▶ _Your task_: Repeat the listing word for word. No pictures belong in the copy.

▶ _Input records_:
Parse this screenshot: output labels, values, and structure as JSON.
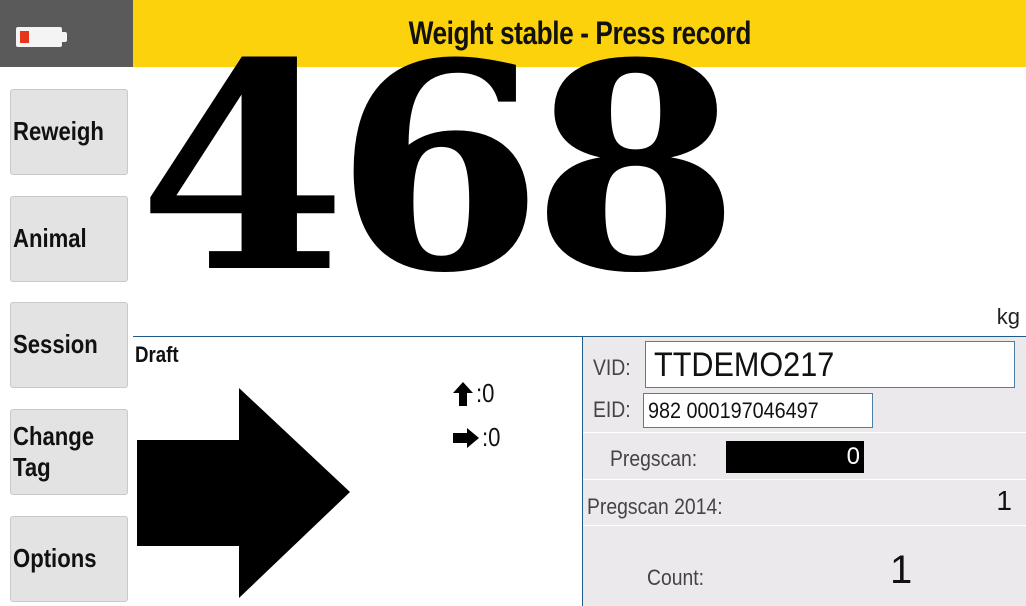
{
  "header": {
    "status": "Weight stable - Press record",
    "battery_icon": "battery-low-icon",
    "battery_level_color": "#e8351a",
    "status_color": "#fcd20d"
  },
  "sidebar": {
    "items": [
      {
        "label": "Reweigh"
      },
      {
        "label": "Animal"
      },
      {
        "label": "Session"
      },
      {
        "label": "Change Tag"
      },
      {
        "label": "Options"
      }
    ]
  },
  "weight": {
    "value": "468",
    "unit": "kg"
  },
  "draft": {
    "label": "Draft",
    "direction_icon": "arrow-right-icon",
    "counts": [
      {
        "icon": "arrow-up-icon",
        "value": ":0"
      },
      {
        "icon": "arrow-right-icon",
        "value": ":0"
      }
    ]
  },
  "animal": {
    "vid_label": "VID:",
    "vid_value": "TTDEMO217",
    "eid_label": "EID:",
    "eid_value": "982 000197046497",
    "pregscan_label": "Pregscan:",
    "pregscan_value": "0",
    "pregscan2014_label": "Pregscan 2014:",
    "pregscan2014_value": "1",
    "count_label": "Count:",
    "count_value": "1"
  }
}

▶ _Result of the exercise_:
Parse this screenshot: output labels, values, and structure as JSON.
{
  "header": {
    "status": "Weight stable - Press record",
    "battery_icon": "battery-low-icon",
    "battery_level_color": "#e8351a",
    "status_color": "#fcd20d"
  },
  "sidebar": {
    "items": [
      {
        "label": "Reweigh"
      },
      {
        "label": "Animal"
      },
      {
        "label": "Session"
      },
      {
        "label": "Change Tag"
      },
      {
        "label": "Options"
      }
    ]
  },
  "weight": {
    "value": "468",
    "unit": "kg"
  },
  "draft": {
    "label": "Draft",
    "direction_icon": "arrow-right-icon",
    "counts": [
      {
        "icon": "arrow-up-icon",
        "value": ":0"
      },
      {
        "icon": "arrow-right-icon",
        "value": ":0"
      }
    ]
  },
  "animal": {
    "vid_label": "VID:",
    "vid_value": "TTDEMO217",
    "eid_label": "EID:",
    "eid_value": "982 000197046497",
    "pregscan_label": "Pregscan:",
    "pregscan_value": "0",
    "pregscan2014_label": "Pregscan 2014:",
    "pregscan2014_value": "1",
    "count_label": "Count:",
    "count_value": "1"
  }
}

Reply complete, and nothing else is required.